----- Supplied records -----

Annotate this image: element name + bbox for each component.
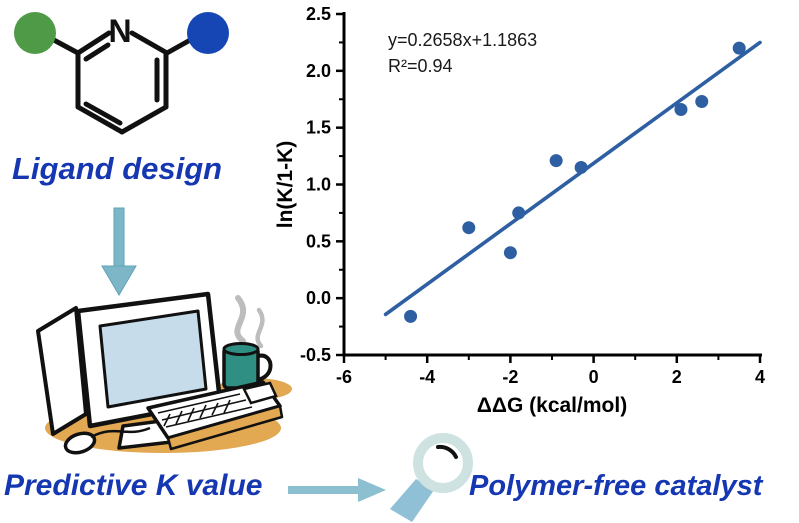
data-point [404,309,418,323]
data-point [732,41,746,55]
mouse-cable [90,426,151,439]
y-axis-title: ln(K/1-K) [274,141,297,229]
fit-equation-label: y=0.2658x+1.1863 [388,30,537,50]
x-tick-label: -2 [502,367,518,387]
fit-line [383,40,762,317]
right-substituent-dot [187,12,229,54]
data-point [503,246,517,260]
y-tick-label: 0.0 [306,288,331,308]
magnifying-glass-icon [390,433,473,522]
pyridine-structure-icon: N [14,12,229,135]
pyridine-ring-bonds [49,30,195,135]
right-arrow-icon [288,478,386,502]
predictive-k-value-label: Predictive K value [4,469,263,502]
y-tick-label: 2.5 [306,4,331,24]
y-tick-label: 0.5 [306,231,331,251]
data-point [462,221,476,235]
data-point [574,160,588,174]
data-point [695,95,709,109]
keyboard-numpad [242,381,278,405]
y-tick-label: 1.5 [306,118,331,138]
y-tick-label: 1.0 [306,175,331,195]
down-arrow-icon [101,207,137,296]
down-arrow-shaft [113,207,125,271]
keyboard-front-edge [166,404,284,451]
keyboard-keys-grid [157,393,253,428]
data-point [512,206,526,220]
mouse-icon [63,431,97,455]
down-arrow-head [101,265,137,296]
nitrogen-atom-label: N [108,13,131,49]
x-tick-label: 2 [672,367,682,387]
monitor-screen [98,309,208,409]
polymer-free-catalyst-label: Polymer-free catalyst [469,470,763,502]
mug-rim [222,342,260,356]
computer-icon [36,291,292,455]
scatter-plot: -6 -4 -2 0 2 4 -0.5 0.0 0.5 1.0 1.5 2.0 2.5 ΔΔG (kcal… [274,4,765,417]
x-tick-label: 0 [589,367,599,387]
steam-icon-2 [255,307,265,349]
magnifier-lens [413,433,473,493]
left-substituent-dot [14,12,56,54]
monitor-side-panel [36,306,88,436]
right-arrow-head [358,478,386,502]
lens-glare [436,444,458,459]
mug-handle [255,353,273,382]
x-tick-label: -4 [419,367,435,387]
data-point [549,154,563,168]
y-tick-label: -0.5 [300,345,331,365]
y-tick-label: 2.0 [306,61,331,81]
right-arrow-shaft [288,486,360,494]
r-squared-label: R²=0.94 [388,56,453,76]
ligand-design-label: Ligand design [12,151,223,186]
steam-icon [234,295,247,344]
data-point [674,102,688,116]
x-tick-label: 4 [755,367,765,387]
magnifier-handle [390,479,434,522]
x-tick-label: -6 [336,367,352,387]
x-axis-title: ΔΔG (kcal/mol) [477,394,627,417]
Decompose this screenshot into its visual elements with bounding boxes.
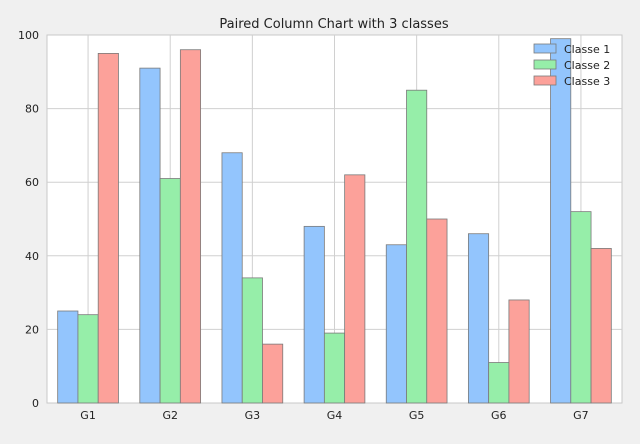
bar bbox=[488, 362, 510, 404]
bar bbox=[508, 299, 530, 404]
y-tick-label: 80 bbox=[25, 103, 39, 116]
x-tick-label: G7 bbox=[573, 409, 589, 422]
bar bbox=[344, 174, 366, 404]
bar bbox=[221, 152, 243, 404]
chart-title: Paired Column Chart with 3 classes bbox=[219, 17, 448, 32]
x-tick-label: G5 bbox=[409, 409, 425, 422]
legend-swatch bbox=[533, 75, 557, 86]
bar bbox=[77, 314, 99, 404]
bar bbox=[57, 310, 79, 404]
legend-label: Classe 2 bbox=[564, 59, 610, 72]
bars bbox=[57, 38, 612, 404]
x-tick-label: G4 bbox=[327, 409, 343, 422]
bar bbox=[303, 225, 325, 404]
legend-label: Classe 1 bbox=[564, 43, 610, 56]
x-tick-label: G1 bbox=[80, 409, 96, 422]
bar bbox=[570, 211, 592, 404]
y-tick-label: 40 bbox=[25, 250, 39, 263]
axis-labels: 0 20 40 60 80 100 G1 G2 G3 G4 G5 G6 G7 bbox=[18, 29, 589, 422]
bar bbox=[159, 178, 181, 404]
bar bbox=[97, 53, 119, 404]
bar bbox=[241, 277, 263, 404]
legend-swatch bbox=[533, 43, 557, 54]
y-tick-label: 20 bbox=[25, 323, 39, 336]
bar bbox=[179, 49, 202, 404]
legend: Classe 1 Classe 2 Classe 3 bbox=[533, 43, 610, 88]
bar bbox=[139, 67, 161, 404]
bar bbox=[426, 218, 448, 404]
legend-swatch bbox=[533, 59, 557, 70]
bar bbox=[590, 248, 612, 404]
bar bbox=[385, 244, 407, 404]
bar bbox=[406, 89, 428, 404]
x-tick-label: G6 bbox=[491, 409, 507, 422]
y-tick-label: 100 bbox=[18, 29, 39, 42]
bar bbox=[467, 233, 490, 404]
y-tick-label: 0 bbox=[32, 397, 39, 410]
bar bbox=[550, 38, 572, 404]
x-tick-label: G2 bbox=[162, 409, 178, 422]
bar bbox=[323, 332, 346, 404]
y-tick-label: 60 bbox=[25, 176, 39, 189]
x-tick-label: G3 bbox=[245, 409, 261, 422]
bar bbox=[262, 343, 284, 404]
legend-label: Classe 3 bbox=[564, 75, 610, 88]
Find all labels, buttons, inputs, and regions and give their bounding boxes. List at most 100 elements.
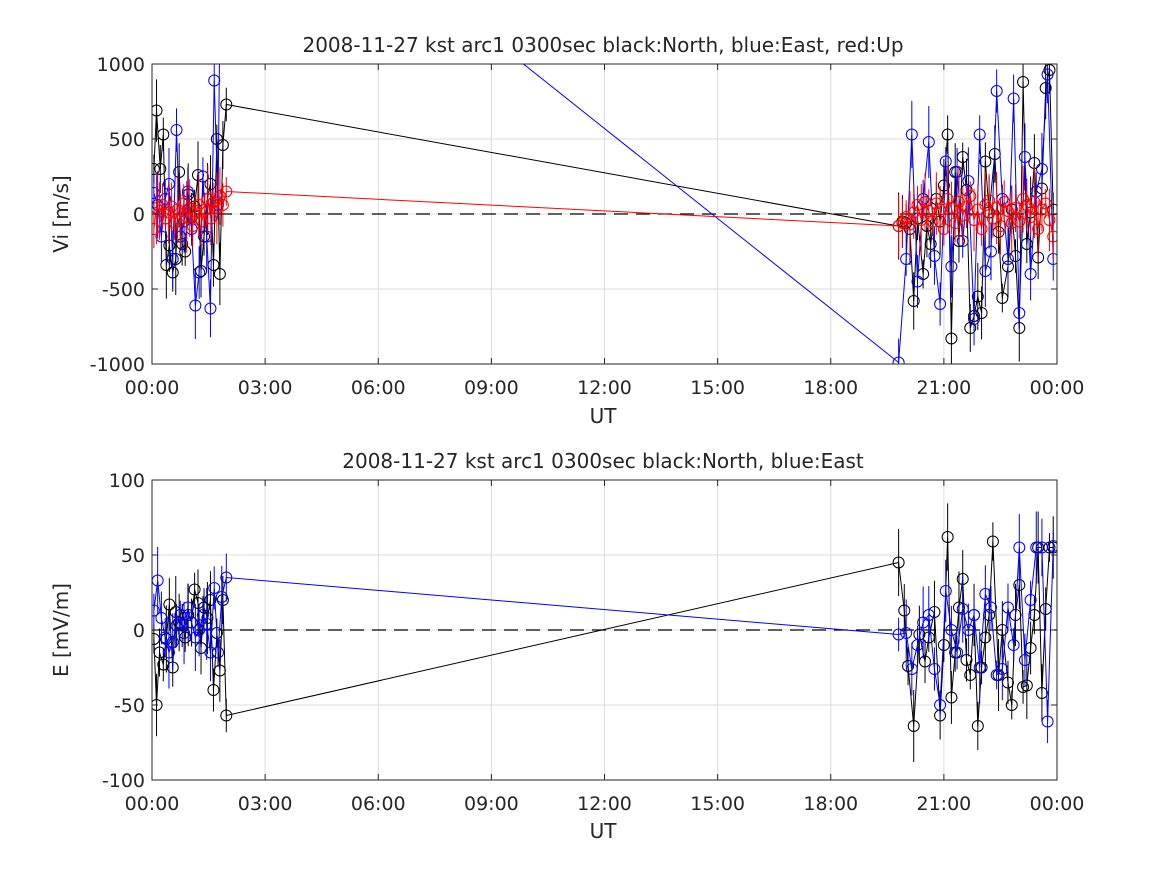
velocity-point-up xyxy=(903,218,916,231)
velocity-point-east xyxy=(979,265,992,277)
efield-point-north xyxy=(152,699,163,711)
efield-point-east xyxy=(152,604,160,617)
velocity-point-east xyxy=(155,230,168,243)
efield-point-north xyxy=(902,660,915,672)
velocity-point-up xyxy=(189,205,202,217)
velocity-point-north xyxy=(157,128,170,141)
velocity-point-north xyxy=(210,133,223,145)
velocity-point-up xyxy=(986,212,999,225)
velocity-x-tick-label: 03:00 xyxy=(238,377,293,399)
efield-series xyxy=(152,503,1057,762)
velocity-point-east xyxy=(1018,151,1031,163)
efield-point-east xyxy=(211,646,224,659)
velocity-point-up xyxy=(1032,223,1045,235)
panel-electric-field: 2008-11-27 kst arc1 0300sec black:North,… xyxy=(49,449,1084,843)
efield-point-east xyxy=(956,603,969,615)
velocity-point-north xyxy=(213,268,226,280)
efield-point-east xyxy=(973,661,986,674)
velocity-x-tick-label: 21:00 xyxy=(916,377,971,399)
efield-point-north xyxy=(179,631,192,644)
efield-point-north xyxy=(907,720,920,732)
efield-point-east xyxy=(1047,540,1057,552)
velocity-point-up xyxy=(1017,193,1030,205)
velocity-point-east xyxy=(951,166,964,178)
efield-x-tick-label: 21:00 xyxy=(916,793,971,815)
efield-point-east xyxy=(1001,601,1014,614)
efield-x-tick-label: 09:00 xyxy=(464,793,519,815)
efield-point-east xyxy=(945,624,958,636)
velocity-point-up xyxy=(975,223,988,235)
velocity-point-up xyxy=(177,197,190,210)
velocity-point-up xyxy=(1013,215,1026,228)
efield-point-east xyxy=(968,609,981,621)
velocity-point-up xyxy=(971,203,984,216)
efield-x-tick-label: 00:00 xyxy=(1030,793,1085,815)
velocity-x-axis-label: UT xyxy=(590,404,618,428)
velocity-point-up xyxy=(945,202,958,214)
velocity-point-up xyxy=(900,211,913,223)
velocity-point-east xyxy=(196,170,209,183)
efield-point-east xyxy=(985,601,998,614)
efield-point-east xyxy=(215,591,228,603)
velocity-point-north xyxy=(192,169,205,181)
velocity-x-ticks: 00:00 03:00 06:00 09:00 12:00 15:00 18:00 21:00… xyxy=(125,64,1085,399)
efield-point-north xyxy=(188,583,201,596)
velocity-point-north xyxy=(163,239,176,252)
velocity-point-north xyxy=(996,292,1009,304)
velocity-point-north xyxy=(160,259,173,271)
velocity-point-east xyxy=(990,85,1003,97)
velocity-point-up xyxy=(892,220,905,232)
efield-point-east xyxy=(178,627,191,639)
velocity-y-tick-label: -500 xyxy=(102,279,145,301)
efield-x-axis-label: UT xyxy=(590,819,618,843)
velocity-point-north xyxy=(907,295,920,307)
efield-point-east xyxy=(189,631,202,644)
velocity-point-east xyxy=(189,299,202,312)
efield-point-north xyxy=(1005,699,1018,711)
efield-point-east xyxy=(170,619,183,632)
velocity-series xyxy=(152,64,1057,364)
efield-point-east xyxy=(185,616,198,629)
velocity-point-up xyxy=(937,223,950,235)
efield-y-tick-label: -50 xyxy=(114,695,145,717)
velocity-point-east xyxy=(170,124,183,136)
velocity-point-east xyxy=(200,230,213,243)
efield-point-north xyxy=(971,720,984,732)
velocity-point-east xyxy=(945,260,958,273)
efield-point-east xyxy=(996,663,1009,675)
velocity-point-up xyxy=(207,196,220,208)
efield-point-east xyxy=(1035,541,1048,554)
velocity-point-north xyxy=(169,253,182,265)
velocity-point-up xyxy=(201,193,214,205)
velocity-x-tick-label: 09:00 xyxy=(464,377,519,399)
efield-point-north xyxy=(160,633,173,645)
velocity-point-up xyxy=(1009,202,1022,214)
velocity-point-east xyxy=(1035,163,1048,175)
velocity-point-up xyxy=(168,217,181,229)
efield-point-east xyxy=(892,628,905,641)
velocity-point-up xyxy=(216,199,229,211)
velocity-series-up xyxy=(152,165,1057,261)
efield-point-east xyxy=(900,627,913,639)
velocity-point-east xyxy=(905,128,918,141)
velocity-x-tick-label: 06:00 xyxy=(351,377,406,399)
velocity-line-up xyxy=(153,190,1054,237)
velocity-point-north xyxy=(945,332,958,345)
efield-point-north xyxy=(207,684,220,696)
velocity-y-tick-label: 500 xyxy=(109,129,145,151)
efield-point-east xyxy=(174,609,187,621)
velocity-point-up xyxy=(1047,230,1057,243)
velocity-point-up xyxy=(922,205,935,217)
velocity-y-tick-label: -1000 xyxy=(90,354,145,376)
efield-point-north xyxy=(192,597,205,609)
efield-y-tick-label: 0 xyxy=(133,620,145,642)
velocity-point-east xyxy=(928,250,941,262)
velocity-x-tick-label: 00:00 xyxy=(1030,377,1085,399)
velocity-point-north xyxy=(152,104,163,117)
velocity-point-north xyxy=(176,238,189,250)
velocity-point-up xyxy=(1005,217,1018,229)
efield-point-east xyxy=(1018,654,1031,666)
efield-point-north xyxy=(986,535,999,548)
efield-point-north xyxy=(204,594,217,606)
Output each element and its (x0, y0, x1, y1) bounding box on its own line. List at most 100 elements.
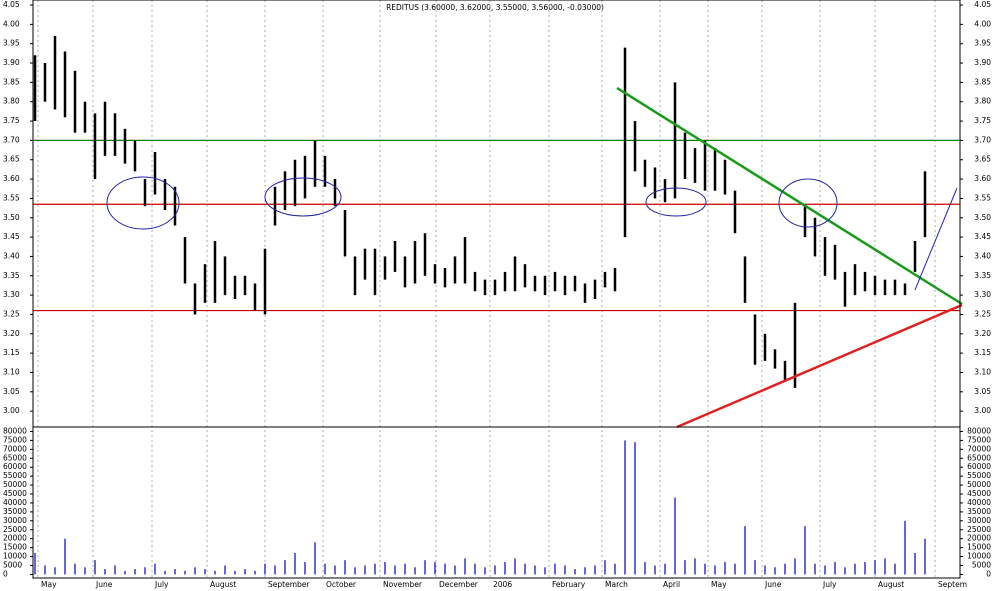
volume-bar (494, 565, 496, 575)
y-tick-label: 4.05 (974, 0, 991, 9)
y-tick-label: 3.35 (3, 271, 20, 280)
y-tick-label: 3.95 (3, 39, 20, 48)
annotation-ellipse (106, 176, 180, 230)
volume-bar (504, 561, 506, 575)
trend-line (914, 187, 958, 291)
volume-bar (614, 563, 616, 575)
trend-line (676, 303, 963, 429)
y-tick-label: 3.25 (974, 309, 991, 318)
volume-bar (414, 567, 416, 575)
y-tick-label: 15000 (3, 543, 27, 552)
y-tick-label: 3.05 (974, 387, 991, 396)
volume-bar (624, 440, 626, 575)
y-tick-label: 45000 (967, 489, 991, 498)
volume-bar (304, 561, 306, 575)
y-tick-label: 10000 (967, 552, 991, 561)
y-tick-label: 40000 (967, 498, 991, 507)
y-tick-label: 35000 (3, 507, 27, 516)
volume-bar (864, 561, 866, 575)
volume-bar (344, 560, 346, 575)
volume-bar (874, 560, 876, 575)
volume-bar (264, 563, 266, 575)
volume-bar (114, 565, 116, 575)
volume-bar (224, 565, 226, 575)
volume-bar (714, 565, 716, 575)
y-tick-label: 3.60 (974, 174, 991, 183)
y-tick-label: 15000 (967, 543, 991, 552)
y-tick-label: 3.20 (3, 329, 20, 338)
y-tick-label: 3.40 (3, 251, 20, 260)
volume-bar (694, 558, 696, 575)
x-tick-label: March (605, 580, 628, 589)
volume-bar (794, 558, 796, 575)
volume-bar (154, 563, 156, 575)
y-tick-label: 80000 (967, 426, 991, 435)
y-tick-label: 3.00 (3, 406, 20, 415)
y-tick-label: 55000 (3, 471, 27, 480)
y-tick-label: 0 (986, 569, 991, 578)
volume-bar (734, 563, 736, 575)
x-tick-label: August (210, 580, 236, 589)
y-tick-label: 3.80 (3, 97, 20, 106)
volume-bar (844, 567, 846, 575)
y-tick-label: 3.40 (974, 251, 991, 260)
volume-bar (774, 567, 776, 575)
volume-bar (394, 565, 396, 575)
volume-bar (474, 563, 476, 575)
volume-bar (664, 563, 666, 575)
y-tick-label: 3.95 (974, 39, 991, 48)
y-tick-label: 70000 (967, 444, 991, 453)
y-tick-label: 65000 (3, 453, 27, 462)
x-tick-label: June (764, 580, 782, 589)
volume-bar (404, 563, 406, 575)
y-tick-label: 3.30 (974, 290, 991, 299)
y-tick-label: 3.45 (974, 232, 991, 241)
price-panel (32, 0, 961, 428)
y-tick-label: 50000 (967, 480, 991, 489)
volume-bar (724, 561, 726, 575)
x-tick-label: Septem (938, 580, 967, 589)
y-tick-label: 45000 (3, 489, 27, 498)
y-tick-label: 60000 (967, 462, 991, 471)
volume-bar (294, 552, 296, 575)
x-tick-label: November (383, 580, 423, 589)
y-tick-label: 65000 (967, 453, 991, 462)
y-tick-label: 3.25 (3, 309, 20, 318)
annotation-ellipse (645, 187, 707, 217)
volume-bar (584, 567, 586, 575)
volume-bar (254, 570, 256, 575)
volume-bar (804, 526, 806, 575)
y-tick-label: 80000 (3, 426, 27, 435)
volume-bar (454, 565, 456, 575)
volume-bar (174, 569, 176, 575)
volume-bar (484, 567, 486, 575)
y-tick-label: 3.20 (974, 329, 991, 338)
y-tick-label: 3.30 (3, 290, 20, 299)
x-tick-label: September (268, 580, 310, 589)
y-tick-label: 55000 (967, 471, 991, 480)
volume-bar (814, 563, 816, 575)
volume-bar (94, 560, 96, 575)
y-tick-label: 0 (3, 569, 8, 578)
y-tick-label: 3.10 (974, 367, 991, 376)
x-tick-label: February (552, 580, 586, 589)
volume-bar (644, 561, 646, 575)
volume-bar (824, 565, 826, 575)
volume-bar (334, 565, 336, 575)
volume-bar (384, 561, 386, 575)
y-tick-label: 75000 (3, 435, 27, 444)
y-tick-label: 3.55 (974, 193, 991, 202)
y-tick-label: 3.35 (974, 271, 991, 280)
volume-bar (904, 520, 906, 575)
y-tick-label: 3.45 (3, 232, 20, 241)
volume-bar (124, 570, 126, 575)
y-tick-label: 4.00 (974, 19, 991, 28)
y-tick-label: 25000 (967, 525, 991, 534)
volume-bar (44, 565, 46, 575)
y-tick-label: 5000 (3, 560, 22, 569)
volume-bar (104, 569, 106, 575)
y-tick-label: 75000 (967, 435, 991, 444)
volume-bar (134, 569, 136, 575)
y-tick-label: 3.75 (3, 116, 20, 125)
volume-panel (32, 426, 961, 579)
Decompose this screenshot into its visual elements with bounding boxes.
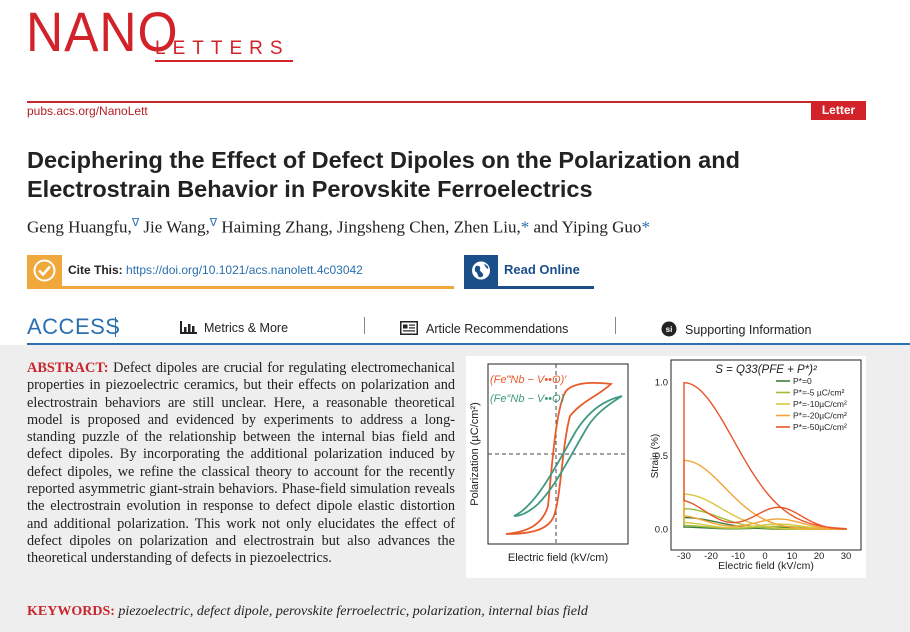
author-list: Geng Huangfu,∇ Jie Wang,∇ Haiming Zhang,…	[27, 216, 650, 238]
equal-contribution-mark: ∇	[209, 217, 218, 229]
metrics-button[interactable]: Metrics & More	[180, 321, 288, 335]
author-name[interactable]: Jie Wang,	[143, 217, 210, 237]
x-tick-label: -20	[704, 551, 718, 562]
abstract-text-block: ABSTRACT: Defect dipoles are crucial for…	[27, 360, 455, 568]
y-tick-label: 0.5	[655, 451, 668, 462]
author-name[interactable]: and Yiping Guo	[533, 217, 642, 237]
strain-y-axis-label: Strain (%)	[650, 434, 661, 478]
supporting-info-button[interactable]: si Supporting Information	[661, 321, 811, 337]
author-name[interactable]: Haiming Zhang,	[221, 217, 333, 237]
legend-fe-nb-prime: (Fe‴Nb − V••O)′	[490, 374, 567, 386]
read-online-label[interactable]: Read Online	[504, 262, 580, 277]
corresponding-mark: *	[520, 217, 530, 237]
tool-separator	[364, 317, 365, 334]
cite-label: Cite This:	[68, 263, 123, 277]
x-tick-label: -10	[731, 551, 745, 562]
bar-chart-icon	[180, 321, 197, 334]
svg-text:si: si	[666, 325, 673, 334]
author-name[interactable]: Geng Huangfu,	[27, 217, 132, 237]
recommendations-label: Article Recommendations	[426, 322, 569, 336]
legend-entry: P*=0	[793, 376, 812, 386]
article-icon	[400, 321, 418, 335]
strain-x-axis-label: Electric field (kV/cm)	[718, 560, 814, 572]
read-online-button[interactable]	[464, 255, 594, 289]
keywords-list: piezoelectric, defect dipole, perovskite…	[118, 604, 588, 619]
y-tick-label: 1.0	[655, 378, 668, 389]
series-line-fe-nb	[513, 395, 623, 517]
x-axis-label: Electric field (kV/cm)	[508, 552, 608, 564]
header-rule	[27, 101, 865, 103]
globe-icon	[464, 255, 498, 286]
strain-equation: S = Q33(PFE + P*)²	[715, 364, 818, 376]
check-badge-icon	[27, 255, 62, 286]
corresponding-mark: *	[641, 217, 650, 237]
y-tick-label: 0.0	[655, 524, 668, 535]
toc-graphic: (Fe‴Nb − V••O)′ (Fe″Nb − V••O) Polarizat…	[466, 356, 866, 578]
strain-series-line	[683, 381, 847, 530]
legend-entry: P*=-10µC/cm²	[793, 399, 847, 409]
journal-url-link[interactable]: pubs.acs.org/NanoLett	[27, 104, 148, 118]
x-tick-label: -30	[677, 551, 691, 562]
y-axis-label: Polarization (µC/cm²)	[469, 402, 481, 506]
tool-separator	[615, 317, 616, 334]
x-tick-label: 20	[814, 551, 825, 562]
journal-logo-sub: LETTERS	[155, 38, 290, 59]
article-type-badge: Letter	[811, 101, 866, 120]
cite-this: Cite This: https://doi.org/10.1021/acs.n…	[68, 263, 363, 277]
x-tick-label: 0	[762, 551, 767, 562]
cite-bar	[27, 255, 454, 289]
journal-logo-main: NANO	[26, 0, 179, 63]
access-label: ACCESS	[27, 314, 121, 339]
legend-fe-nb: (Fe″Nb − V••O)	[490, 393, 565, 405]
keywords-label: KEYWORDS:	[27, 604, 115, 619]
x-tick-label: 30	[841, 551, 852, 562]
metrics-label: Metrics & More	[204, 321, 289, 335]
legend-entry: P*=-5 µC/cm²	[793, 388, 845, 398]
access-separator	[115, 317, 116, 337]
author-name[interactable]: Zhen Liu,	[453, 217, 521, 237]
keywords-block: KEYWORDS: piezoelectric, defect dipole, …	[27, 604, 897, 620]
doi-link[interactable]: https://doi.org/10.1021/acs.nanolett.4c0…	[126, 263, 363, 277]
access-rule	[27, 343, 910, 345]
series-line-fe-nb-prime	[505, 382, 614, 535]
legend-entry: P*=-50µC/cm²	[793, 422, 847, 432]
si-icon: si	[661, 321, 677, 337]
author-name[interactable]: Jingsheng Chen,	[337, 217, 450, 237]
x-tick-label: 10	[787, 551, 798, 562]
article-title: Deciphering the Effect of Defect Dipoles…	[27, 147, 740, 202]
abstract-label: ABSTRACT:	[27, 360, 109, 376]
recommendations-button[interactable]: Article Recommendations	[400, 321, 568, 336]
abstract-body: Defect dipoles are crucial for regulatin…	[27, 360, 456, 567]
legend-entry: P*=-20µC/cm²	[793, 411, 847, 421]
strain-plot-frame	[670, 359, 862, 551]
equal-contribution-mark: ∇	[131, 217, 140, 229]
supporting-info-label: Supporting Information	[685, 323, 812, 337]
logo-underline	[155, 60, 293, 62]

-----

* Given task *
Quote every line from the one containing "bar bbox=[488, 362, 510, 404]" down to the one containing "bar bbox=[159, 178, 181, 404]", including both ends, with no changes.

* Task response *
bar bbox=[488, 362, 510, 404]
bar bbox=[508, 299, 530, 404]
y-tick-label: 80 bbox=[25, 103, 39, 116]
x-tick-label: G7 bbox=[573, 409, 589, 422]
bar bbox=[344, 174, 366, 404]
bar bbox=[221, 152, 243, 404]
chart-title: Paired Column Chart with 3 classes bbox=[219, 17, 448, 32]
x-tick-label: G5 bbox=[409, 409, 425, 422]
legend-swatch bbox=[533, 75, 557, 86]
bar bbox=[77, 314, 99, 404]
bar bbox=[57, 310, 79, 404]
legend-label: Classe 2 bbox=[564, 59, 610, 72]
bars bbox=[57, 38, 612, 404]
x-tick-label: G4 bbox=[327, 409, 343, 422]
bar bbox=[303, 225, 325, 404]
legend-label: Classe 1 bbox=[564, 43, 610, 56]
x-tick-label: G1 bbox=[80, 409, 96, 422]
bar bbox=[570, 211, 592, 404]
y-tick-label: 40 bbox=[25, 250, 39, 263]
axis-labels: 0 20 40 60 80 100 G1 G2 G3 G4 G5 G6 G7 bbox=[18, 29, 589, 422]
bar bbox=[159, 178, 181, 404]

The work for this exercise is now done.